_INSTRUCTIONS FOR THE TASK_.
Could you transcribe every record below exactly as written, leaving out any pictures?

_MATERIAL TO PROCESS_.
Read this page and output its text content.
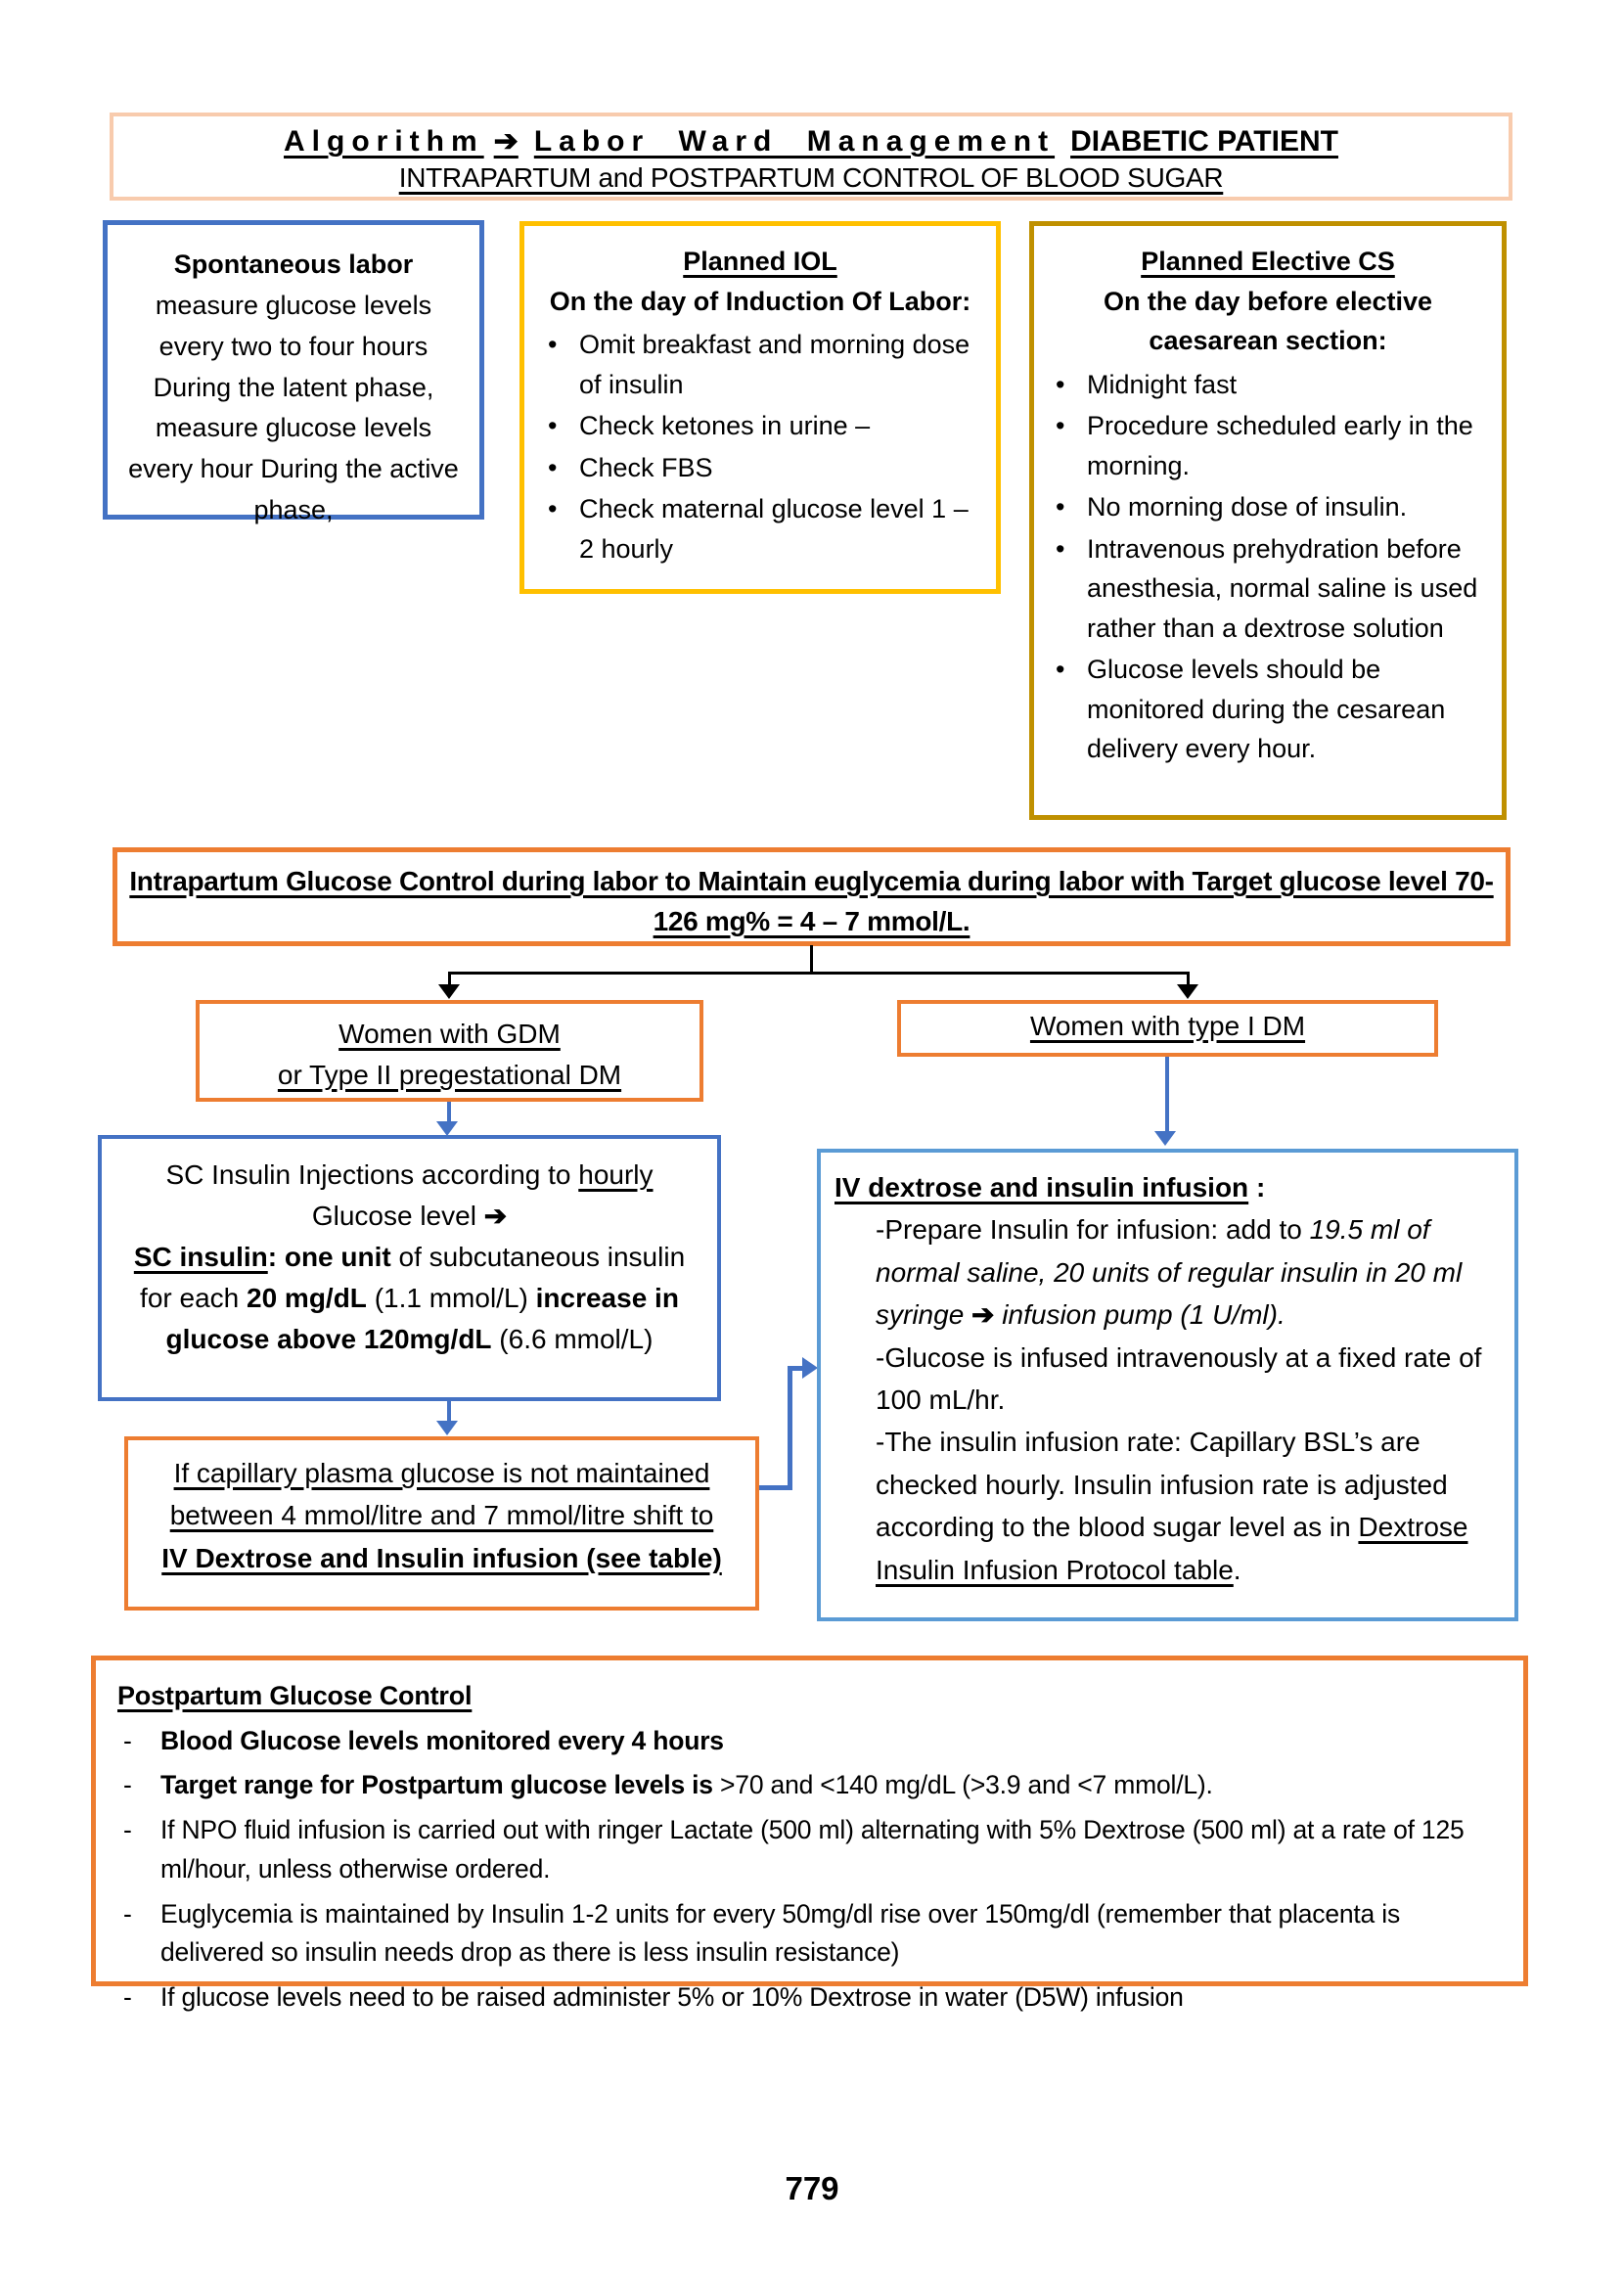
Algorithm ➔ Labor Ward Management DIABETIC PATIENT
INTRAPARTUM and POSTPARTUM CONTROL OF BLOOD SUGAR
Spontaneous labor
measure glucose levels every two to four hours During the latent phase, measure glucose levels every hour During the active phase,
Planned IOL
On the day of Induction Of Labor:
• Omit breakfast and morning dose of insulin
• Check ketones in urine –
• Check FBS
• Check maternal glucose level 1 – 2 hourly
Planned Elective CS
On the day before elective caesarean section:
• Midnight fast
• Procedure scheduled early in the morning.
• No morning dose of insulin.
• Intravenous prehydration before anesthesia, normal saline is used rather than a dextrose solution
• Glucose levels should be monitored during the cesarean delivery every hour.
Intrapartum Glucose Control during labor to Maintain euglycemia during labor with Target glucose level 70-126 mg% = 4 – 7 mmol/L.
Women with GDM
or Type II pregestational DM
Women with type I DM
SC Insulin Injections according to hourly Glucose level ➔
SC insulin: one unit of subcutaneous insulin for each 20 mg/dL (1.1 mmol/L) increase in glucose above 120mg/dL (6.6 mmol/L)
If capillary plasma glucose is not maintained between 4 mmol/litre and 7 mmol/litre shift to
IV Dextrose and Insulin infusion (see table)
IV dextrose and insulin infusion :
-Prepare Insulin for infusion: add to 19.5 ml of normal saline, 20 units of regular insulin in 20 ml syringe ➔ infusion pump (1 U/ml).
-Glucose is infused intravenously at a fixed rate of 100 mL/hr.
-The insulin infusion rate: Capillary BSL’s are checked hourly. Insulin infusion rate is adjusted according to the blood sugar level as in Dextrose Insulin Infusion Protocol table.
Postpartum Glucose Control
-	Blood Glucose levels monitored every 4 hours
-	Target range for Postpartum glucose levels is >70 and <140 mg/dL (>3.9 and <7 mmol/L).
-	If NPO fluid infusion is carried out with ringer Lactate (500 ml) alternating with 5% Dextrose (500 ml) at a rate of 125 ml/hour, unless otherwise ordered.
-	Euglycemia is maintained by Insulin 1-2 units for every 50mg/dl rise over 150mg/dl (remember that placenta is delivered so insulin needs drop as there is less insulin resistance)
-	If glucose levels need to be raised administer 5% or 10% Dextrose in water (D5W) infusion
779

_ANSWER TO THE PROBLEM_.
Read this page and output its text content.
Algorithm ➔ Labor Ward Management DIABETIC PATIENT
INTRAPARTUM and POSTPARTUM CONTROL OF BLOOD SUGAR
Spontaneous labor
measure glucose levels every two to four hours During the latent phase, measure glucose levels every hour During the active phase,
Planned IOL
On the day of Induction Of Labor:
• Omit breakfast and morning dose of insulin
• Check ketones in urine –
• Check FBS
• Check maternal glucose level 1 – 2 hourly
Planned Elective CS
On the day before elective caesarean section:
• Midnight fast
• Procedure scheduled early in the morning.
• No morning dose of insulin.
• Intravenous prehydration before anesthesia, normal saline is used rather than a dextrose solution
• Glucose levels should be monitored during the cesarean delivery every hour.
Intrapartum Glucose Control during labor to Maintain euglycemia during labor with Target glucose level 70-126 mg% = 4 – 7 mmol/L.
Women with GDM
or Type II pregestational DM
Women with type I DM
SC Insulin Injections according to hourly Glucose level ➔
SC insulin: one unit of subcutaneous insulin for each 20 mg/dL (1.1 mmol/L) increase in glucose above 120mg/dL (6.6 mmol/L)
If capillary plasma glucose is not maintained between 4 mmol/litre and 7 mmol/litre shift to
IV Dextrose and Insulin infusion (see table)
IV dextrose and insulin infusion :
-Prepare Insulin for infusion: add to 19.5 ml of normal saline, 20 units of regular insulin in 20 ml syringe ➔ infusion pump (1 U/ml).
-Glucose is infused intravenously at a fixed rate of 100 mL/hr.
-The insulin infusion rate: Capillary BSL’s are checked hourly. Insulin infusion rate is adjusted according to the blood sugar level as in Dextrose Insulin Infusion Protocol table.
Postpartum Glucose Control
-	Blood Glucose levels monitored every 4 hours
-	Target range for Postpartum glucose levels is >70 and <140 mg/dL (>3.9 and <7 mmol/L).
-	If NPO fluid infusion is carried out with ringer Lactate (500 ml) alternating with 5% Dextrose (500 ml) at a rate of 125 ml/hour, unless otherwise ordered.
-	Euglycemia is maintained by Insulin 1-2 units for every 50mg/dl rise over 150mg/dl (remember that placenta is delivered so insulin needs drop as there is less insulin resistance)
-	If glucose levels need to be raised administer 5% or 10% Dextrose in water (D5W) infusion
779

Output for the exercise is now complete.